Task to carry out.
Lay out the lines from the first one through the line containing "- video-section-header[interactable]: Video", both included, as a numbered list, omitting any blank lines.

── Records shown ──

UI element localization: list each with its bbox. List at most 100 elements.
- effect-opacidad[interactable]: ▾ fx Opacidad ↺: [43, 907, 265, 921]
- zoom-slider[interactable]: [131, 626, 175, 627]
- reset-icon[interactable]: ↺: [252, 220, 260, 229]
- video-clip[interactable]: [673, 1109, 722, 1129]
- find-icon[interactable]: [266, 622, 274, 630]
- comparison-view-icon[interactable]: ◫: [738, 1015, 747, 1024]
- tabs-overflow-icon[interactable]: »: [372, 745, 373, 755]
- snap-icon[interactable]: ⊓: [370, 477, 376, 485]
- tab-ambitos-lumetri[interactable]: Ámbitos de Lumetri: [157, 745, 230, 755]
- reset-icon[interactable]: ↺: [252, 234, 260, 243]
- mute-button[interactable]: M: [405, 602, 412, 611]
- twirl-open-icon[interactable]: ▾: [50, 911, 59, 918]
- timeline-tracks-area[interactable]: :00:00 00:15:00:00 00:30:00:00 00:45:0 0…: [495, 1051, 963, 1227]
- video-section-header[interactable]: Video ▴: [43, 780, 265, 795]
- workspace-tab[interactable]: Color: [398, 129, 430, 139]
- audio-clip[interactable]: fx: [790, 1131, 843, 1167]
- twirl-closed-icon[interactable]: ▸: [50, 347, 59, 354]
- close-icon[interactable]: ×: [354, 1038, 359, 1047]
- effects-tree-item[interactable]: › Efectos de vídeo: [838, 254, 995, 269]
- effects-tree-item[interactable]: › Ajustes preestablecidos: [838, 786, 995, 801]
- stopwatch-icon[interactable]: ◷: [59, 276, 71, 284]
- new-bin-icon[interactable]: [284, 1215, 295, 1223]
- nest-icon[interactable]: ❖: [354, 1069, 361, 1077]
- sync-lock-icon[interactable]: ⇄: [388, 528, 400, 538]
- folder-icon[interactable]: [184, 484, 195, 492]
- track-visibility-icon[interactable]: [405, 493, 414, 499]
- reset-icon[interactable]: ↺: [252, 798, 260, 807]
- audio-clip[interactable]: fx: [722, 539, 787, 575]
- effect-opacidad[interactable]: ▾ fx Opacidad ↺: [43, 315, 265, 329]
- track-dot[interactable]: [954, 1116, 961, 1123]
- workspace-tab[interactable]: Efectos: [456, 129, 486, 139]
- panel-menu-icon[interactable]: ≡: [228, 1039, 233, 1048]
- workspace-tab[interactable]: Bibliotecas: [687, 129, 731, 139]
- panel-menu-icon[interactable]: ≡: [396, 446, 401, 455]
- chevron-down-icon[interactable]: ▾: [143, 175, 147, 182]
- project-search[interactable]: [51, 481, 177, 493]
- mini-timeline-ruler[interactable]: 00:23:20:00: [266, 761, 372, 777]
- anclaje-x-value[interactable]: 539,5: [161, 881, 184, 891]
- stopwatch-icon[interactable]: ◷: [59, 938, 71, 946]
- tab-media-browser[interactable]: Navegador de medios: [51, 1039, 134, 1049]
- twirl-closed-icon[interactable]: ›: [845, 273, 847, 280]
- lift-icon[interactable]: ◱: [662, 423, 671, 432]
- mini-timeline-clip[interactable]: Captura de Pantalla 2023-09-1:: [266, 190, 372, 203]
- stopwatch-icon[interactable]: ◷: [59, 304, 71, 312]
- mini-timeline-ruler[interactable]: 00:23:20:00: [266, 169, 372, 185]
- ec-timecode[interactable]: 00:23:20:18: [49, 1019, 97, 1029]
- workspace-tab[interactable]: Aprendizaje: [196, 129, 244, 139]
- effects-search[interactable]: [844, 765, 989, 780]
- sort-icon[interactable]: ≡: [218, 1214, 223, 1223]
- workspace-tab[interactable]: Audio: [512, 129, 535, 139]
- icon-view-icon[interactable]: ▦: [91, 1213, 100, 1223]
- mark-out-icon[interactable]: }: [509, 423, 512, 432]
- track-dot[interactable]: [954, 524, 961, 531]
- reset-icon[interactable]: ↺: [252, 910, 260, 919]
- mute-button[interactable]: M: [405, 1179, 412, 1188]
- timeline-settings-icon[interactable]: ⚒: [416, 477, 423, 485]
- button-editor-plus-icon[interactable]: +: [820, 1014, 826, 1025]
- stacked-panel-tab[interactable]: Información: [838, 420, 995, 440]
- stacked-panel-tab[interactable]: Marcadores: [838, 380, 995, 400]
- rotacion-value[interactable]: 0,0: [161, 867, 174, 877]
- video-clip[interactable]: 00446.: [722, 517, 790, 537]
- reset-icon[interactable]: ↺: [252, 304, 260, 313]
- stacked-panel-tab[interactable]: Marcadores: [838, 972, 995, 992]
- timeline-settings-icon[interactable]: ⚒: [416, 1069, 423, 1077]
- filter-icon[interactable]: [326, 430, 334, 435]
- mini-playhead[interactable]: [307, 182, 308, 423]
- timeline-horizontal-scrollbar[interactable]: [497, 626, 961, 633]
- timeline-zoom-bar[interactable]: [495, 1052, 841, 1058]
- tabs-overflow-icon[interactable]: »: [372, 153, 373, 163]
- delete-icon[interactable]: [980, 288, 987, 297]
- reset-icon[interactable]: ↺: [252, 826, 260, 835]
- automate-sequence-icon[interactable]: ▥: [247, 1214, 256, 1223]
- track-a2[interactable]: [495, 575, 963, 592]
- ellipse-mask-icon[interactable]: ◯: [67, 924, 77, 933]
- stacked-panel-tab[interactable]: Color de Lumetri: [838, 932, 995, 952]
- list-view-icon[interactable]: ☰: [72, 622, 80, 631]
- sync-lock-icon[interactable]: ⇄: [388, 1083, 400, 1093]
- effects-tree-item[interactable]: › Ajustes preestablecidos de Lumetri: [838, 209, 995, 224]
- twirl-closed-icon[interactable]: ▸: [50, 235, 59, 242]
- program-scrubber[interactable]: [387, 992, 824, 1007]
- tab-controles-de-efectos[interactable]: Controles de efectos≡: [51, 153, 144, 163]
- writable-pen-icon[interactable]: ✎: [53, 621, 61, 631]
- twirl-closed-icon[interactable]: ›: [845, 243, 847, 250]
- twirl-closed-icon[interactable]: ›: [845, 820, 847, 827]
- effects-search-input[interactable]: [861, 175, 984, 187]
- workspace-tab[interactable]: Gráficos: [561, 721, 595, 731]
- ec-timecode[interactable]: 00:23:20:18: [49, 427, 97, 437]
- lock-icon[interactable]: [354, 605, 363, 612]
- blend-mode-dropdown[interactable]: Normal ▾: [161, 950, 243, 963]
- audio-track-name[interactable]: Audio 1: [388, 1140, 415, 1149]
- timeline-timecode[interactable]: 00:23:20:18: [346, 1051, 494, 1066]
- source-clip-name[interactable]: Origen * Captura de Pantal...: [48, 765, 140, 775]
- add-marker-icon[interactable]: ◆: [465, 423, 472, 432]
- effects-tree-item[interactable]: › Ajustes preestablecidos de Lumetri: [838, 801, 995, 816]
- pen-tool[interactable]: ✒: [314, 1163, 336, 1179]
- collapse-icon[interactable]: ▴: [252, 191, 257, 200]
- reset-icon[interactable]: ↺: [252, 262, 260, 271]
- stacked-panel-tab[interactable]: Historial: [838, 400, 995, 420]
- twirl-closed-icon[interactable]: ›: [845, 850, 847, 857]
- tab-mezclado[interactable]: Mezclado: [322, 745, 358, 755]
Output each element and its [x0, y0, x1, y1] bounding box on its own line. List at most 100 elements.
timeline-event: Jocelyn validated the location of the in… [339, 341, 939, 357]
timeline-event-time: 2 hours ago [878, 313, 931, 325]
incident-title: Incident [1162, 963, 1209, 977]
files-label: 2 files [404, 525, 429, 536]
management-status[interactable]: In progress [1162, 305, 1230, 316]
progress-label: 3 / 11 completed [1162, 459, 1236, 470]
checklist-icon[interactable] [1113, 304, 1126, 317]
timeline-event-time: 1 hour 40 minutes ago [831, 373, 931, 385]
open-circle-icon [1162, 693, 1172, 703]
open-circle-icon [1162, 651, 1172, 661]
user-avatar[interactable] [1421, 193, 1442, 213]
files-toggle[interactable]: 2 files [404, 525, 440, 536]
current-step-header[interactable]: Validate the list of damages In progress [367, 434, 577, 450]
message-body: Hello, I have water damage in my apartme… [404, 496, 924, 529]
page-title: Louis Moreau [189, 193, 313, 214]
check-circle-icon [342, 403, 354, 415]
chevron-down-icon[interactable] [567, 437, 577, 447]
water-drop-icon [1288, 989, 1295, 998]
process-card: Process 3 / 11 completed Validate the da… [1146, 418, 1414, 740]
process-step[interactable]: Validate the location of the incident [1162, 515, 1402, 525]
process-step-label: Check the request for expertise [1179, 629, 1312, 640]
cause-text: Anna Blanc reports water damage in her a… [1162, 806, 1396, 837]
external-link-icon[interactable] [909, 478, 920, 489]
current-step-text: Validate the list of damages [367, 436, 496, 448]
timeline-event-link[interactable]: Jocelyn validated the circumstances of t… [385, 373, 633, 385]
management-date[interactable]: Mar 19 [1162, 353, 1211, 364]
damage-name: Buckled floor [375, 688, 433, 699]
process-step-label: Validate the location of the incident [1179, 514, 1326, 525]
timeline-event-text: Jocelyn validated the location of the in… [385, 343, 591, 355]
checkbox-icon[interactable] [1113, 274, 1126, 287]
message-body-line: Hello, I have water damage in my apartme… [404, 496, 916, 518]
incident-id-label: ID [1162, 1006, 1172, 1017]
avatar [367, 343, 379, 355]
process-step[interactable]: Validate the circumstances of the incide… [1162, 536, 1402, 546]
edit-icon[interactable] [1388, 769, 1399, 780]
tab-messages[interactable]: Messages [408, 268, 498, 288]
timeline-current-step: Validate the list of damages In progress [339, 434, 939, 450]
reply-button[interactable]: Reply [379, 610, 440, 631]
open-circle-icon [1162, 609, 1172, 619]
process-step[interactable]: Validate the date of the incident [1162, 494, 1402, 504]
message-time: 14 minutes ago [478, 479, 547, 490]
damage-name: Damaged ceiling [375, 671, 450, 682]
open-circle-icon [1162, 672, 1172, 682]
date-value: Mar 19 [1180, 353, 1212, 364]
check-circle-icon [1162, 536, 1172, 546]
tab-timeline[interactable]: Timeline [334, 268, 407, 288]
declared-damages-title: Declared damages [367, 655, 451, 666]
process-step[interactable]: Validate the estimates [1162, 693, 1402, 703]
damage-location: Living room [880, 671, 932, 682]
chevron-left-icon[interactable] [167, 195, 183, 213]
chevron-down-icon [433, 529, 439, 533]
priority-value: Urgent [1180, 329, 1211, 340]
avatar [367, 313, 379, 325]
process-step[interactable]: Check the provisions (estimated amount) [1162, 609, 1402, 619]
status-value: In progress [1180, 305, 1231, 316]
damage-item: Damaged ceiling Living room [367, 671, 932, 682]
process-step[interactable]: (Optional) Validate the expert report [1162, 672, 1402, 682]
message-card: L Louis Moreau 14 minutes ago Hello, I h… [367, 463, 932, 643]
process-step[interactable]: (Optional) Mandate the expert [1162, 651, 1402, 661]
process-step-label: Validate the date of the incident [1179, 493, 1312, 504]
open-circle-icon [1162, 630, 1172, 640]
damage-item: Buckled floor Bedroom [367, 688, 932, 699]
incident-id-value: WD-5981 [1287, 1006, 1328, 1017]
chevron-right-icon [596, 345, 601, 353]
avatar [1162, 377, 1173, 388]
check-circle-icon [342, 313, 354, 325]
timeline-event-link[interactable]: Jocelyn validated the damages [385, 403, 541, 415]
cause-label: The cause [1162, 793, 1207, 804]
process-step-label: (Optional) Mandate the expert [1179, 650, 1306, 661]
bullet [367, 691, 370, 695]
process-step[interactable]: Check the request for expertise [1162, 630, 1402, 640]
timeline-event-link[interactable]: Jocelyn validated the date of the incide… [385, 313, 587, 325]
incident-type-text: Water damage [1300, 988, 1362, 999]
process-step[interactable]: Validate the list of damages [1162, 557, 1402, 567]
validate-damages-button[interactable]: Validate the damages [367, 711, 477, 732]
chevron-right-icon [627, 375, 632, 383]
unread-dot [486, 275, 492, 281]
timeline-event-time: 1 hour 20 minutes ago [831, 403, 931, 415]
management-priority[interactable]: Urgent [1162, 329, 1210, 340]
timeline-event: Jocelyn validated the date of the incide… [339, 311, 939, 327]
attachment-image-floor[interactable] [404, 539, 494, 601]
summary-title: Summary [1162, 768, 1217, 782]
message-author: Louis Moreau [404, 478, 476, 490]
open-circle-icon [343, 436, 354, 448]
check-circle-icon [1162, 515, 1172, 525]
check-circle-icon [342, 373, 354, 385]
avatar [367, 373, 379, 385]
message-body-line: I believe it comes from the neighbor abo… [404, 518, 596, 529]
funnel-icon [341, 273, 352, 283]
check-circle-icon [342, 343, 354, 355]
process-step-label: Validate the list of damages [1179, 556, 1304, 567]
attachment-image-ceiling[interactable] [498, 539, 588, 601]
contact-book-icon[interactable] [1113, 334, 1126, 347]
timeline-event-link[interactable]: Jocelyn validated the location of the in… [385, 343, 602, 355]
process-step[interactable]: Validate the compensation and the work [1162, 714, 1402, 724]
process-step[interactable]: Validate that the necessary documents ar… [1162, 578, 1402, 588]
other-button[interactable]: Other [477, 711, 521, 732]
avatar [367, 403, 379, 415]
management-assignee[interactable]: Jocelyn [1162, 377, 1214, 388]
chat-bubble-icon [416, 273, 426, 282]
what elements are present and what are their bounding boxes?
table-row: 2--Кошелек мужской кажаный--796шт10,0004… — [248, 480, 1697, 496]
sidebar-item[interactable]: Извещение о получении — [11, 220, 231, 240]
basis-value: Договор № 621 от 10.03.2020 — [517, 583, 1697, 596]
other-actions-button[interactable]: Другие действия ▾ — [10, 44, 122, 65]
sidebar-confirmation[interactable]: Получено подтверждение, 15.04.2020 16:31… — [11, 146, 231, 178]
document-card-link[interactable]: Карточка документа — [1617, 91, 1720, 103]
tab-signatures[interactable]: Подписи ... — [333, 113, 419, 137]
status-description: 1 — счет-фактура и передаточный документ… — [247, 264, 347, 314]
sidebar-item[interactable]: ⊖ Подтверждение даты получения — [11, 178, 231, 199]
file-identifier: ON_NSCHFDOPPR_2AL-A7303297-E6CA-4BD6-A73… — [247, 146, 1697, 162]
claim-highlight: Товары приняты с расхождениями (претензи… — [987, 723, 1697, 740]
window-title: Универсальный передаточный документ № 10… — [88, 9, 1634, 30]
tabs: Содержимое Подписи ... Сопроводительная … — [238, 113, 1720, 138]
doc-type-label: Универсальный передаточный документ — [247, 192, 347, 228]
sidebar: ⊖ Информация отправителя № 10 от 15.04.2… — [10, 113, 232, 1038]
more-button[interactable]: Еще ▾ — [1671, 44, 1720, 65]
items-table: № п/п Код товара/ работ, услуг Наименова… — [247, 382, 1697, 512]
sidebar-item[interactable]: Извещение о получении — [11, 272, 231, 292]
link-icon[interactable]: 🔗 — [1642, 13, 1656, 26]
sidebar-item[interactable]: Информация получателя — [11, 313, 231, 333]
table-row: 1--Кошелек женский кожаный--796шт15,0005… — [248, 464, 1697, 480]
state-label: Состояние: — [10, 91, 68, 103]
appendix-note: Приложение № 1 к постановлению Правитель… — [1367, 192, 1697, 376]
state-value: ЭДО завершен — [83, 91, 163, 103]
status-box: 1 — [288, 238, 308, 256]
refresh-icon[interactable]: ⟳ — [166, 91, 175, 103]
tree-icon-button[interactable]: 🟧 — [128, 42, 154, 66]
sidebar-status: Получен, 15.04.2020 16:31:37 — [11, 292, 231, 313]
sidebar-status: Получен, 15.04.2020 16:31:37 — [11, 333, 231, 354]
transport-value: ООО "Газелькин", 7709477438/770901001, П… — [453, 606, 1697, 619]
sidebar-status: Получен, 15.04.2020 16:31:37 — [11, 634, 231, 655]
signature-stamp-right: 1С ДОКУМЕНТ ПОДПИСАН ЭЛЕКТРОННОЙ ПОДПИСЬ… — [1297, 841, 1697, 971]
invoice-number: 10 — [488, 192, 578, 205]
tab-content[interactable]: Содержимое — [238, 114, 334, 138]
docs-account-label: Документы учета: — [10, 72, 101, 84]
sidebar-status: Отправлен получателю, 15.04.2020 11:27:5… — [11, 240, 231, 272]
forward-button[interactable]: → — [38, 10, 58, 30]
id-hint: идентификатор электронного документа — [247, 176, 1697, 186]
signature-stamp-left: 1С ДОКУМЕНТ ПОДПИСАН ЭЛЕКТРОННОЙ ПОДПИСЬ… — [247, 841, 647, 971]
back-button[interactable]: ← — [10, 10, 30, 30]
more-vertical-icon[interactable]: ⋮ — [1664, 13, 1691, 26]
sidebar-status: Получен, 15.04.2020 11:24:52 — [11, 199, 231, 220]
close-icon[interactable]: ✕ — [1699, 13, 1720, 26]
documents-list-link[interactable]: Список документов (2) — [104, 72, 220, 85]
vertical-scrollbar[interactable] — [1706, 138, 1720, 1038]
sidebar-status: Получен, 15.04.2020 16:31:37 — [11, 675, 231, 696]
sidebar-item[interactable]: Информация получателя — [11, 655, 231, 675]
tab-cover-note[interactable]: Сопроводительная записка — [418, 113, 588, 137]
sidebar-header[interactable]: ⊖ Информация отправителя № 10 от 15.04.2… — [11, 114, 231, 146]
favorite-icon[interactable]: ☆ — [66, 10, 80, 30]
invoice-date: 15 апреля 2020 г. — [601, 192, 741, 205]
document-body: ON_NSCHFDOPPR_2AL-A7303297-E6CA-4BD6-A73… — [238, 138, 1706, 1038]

───

Expected answer.
1. UI element localization: list each with its bbox. List at most 100 elements.
2. - effect-opacidad[interactable]: ▾ fx Opacidad ↺: [43, 907, 265, 921]
3. - zoom-slider[interactable]: [131, 626, 175, 627]
4. - reset-icon[interactable]: ↺: [252, 220, 260, 229]
5. - video-clip[interactable]: [673, 1109, 722, 1129]
6. - find-icon[interactable]: [266, 622, 274, 630]
7. - comparison-view-icon[interactable]: ◫: [738, 1015, 747, 1024]
8. - tabs-overflow-icon[interactable]: »: [372, 745, 373, 755]
9. - snap-icon[interactable]: ⊓: [370, 477, 376, 485]
10. - tab-ambitos-lumetri[interactable]: Ámbitos de Lumetri: [157, 745, 230, 755]
11. - reset-icon[interactable]: ↺: [252, 234, 260, 243]
12. - mute-button[interactable]: M: [405, 602, 412, 611]
13. - twirl-open-icon[interactable]: ▾: [50, 911, 59, 918]
14. - timeline-tracks-area[interactable]: :00:00 00:15:00:00 00:30:00:00 00:45:0 0…: [495, 1051, 963, 1227]
15. - video-section-header[interactable]: Video ▴: [43, 780, 265, 795]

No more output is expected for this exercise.